> [CHALLENGE]
Check each line of the data for "环境保护" and select those that have it.

* Begin RAW RECORDS *

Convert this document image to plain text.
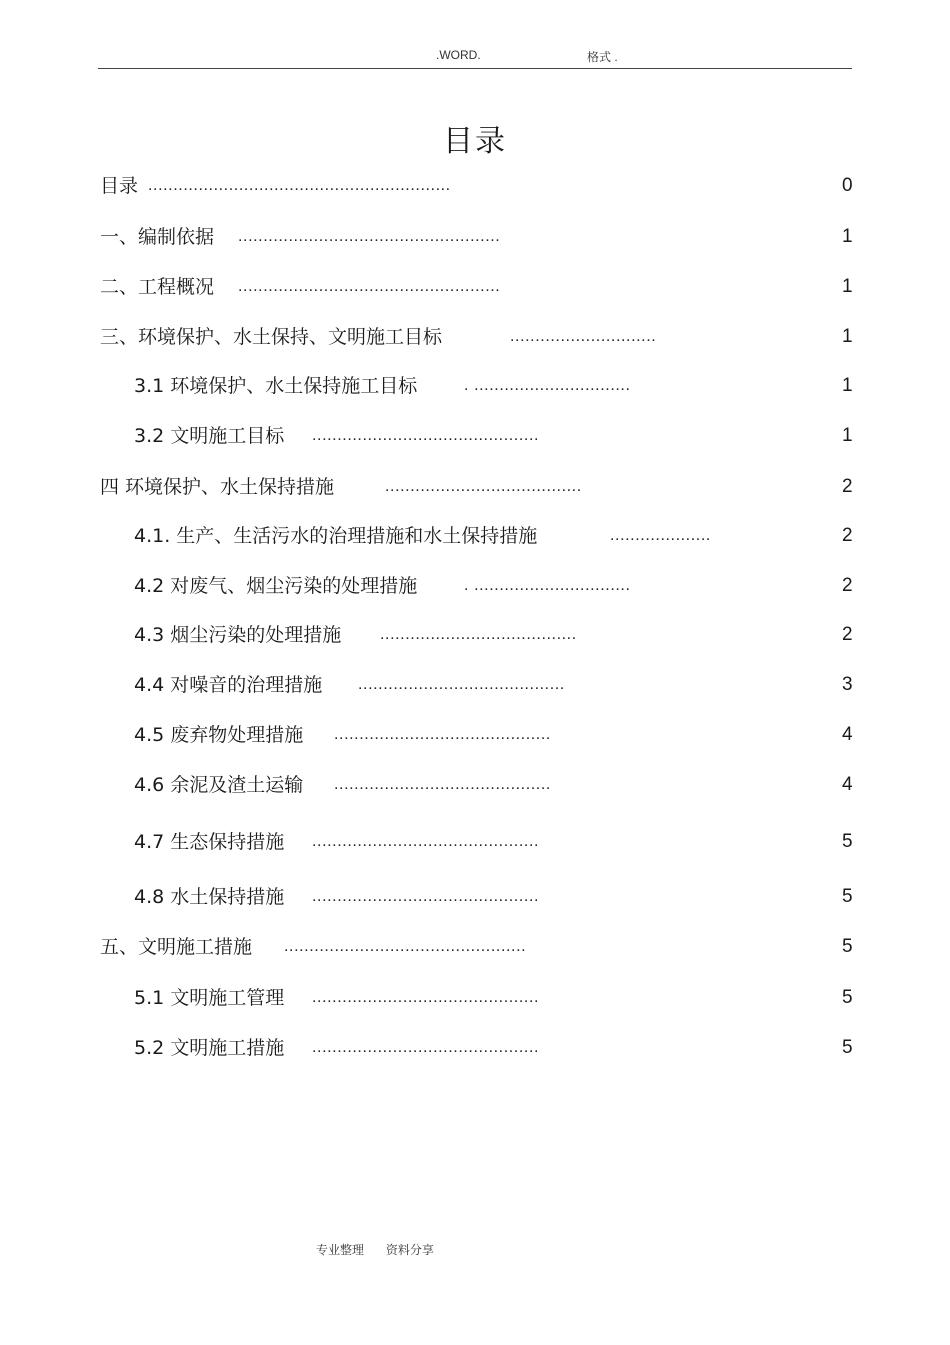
.WORD.	格式 .
目录
目录 ............................................................	0
一、编制依据 ....................................................	1
二、工程概况 ....................................................	1
三、环境保护、水土保持、文明施工目标	.............................	1
3.1 环境保护、水土保持施工目标	. ...............................	1
3.2 文明施工目标 .............................................	1
四 环境保护、水土保持措施	.......................................	2
4.1. 生产、生活污水的治理措施和水土保持措施	....................	2
4.2 对废气、烟尘污染的处理措施	. ...............................	2
4.3 烟尘污染的处理措施 .......................................	2
4.4 对噪音的治理措施 .........................................	3
4.5 废弃物处理措施 ...........................................	4
4.6 余泥及渣土运输 ...........................................	4
4.7 生态保持措施 .............................................	5
4.8 水土保持措施 .............................................	5
五、文明施工措施 ................................................	5
5.1 文明施工管理 .............................................	5
5.2 文明施工措施 .............................................	5
专业整理 资料分享
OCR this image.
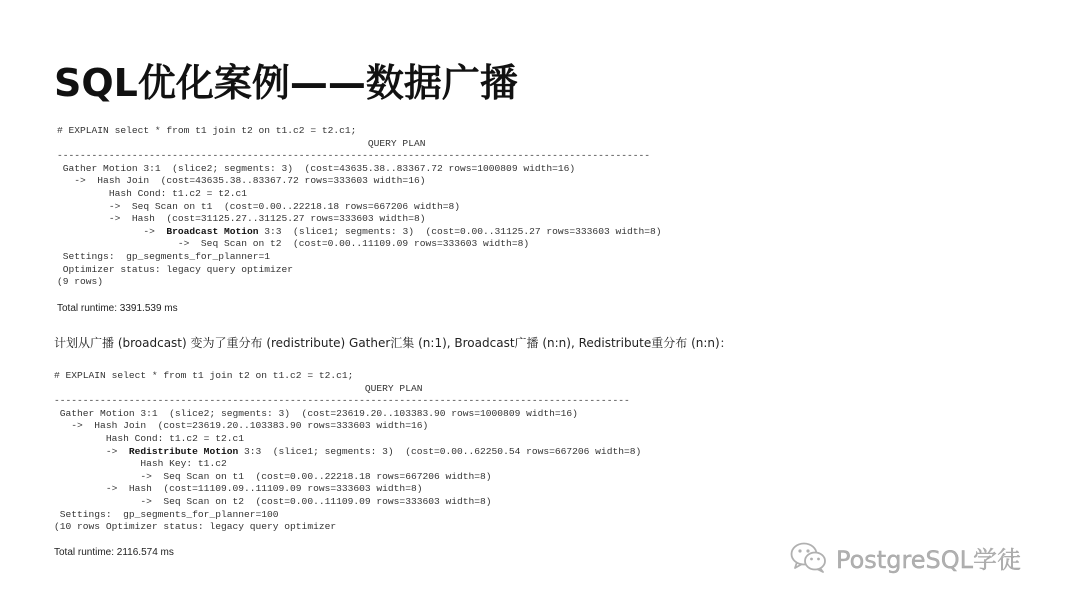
SQL优化案例——数据广播
# EXPLAIN select * from t1 join t2 on t1.c2 = t2.c1;
QUERY PLAN
-------------------------------------------------------------------------------------------------------
Gather Motion 3:1  (slice2; segments: 3)  (cost=43635.38..83367.72 rows=1000809 width=16)
->  Hash Join  (cost=43635.38..83367.72 rows=333603 width=16)
Hash Cond: t1.c2 = t2.c1
->  Seq Scan on t1  (cost=0.00..22218.18 rows=667206 width=8)
->  Hash  (cost=31125.27..31125.27 rows=333603 width=8)
->  Broadcast Motion 3:3  (slice1; segments: 3)  (cost=0.00..31125.27 rows=333603 width=8)
->  Seq Scan on t2  (cost=0.00..11109.09 rows=333603 width=8)
Settings:  gp_segments_for_planner=1
Optimizer status: legacy query optimizer
(9 rows)
Total runtime: 3391.539 ms
计划从广播 (broadcast) 变为了重分布 (redistribute) Gather汇集 (n:1), Broadcast广播 (n:n), Redistribute重分布 (n:n)：
# EXPLAIN select * from t1 join t2 on t1.c2 = t2.c1;
QUERY PLAN
----------------------------------------------------------------------------------------------------
Gather Motion 3:1  (slice2; segments: 3)  (cost=23619.20..103383.90 rows=1000809 width=16)
->  Hash Join  (cost=23619.20..103383.90 rows=333603 width=16)
Hash Cond: t1.c2 = t2.c1
->  Redistribute Motion 3:3  (slice1; segments: 3)  (cost=0.00..62250.54 rows=667206 width=8)
Hash Key: t1.c2
->  Seq Scan on t1  (cost=0.00..22218.18 rows=667206 width=8)
->  Hash  (cost=11109.09..11109.09 rows=333603 width=8)
->  Seq Scan on t2  (cost=0.00..11109.09 rows=333603 width=8)
Settings:  gp_segments_for_planner=100
(10 rows Optimizer status: legacy query optimizer
Total runtime: 2116.574 ms	PostgreSQL学徒
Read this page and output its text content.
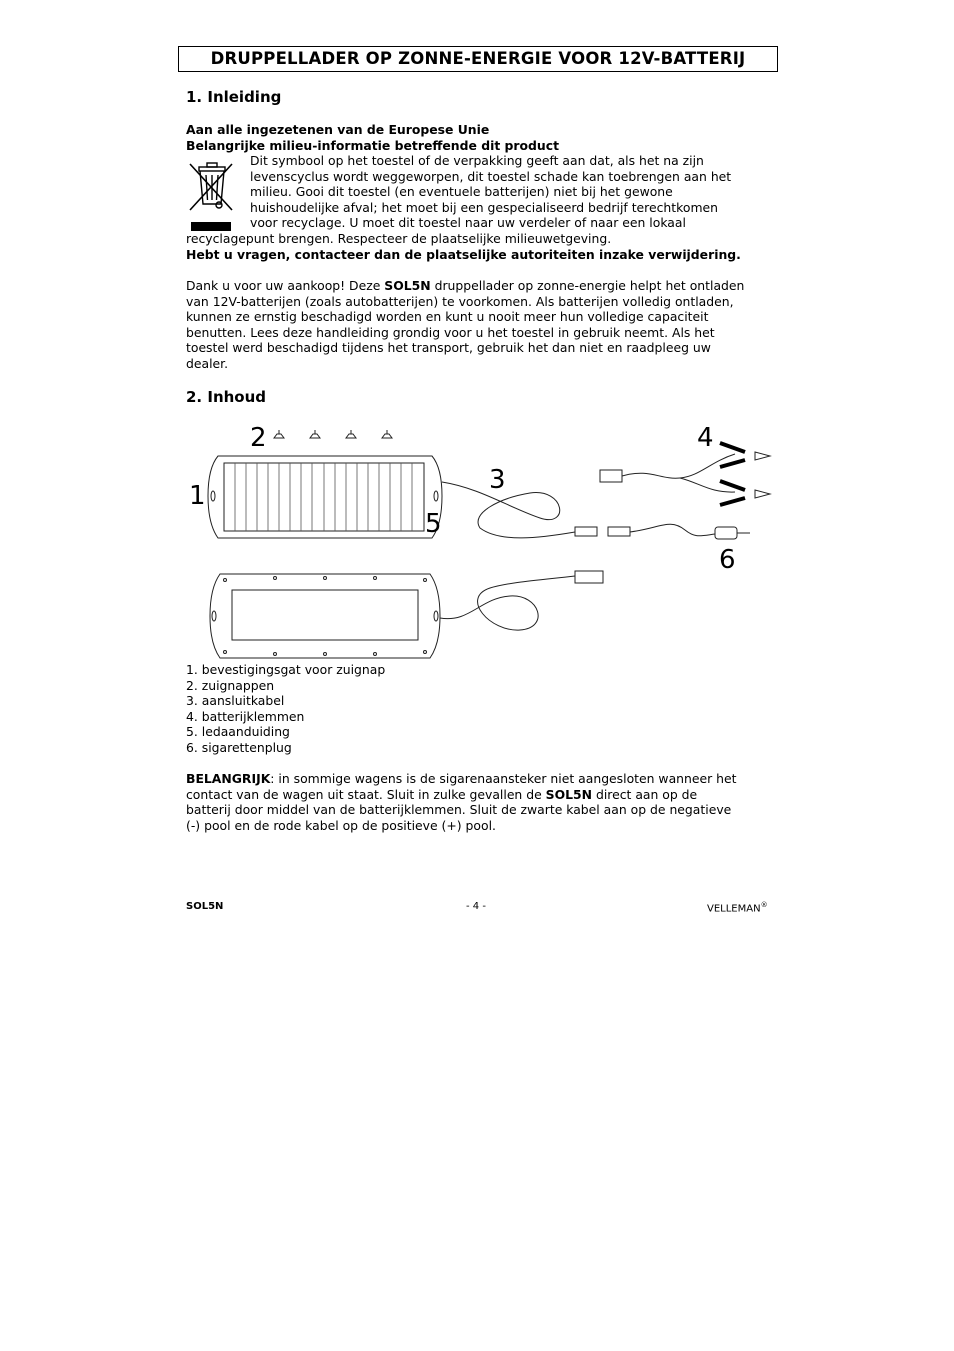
DRUPPELLADER OP ZONNE-ENERGIE VOOR 12V-BATTERIJ
1. Inleiding
Aan alle ingezetenen van de Europese Unie
Belangrijke milieu-informatie betreffende dit product
Dit symbool op het toestel of de verpakking geeft aan dat, als het na zijn
levenscyclus wordt weggeworpen, dit toestel schade kan toebrengen aan het
milieu. Gooi dit toestel (en eventuele batterijen) niet bij het gewone
huishoudelijke afval; het moet bij een gespecialiseerd bedrijf terechtkomen
voor recyclage. U moet dit toestel naar uw verdeler of naar een lokaal
recyclagepunt brengen. Respecteer de plaatselijke milieuwetgeving.
Hebt u vragen, contacteer dan de plaatselijke autoriteiten inzake verwijdering.
Dank u voor uw aankoop! Deze SOL5N druppellader op zonne-energie helpt het ontladen
van 12V-batterijen (zoals autobatterijen) te voorkomen. Als batterijen volledig ontladen,
kunnen ze ernstig beschadigd worden en kunt u nooit meer hun volledige capaciteit
benutten. Lees deze handleiding grondig voor u het toestel in gebruik neemt. Als het
toestel werd beschadigd tijdens het transport, gebruik het dan niet en raadpleeg uw
dealer.
2. Inhoud
1
2
3
4
5
6
1. bevestigingsgat voor zuignap
2. zuignappen
3. aansluitkabel
4. batterijklemmen
5. ledaanduiding
6. sigarettenplug
BELANGRIJK: in sommige wagens is de sigarenaansteker niet aangesloten wanneer het
contact van de wagen uit staat. Sluit in zulke gevallen de SOL5N direct aan op de
batterij door middel van de batterijklemmen. Sluit de zwarte kabel aan op de negatieve
(-) pool en de rode kabel op de positieve (+) pool.
SOL5N	- 4 -	VELLEMAN®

* End RAW RECORDS *

> [PROBLEM SOLUTION]
三、环境保护、水土保持、文明施工目标	.............................	1
3.1 环境保护、水土保持施工目标	. ...............................	1
四 环境保护、水土保持措施	.......................................	2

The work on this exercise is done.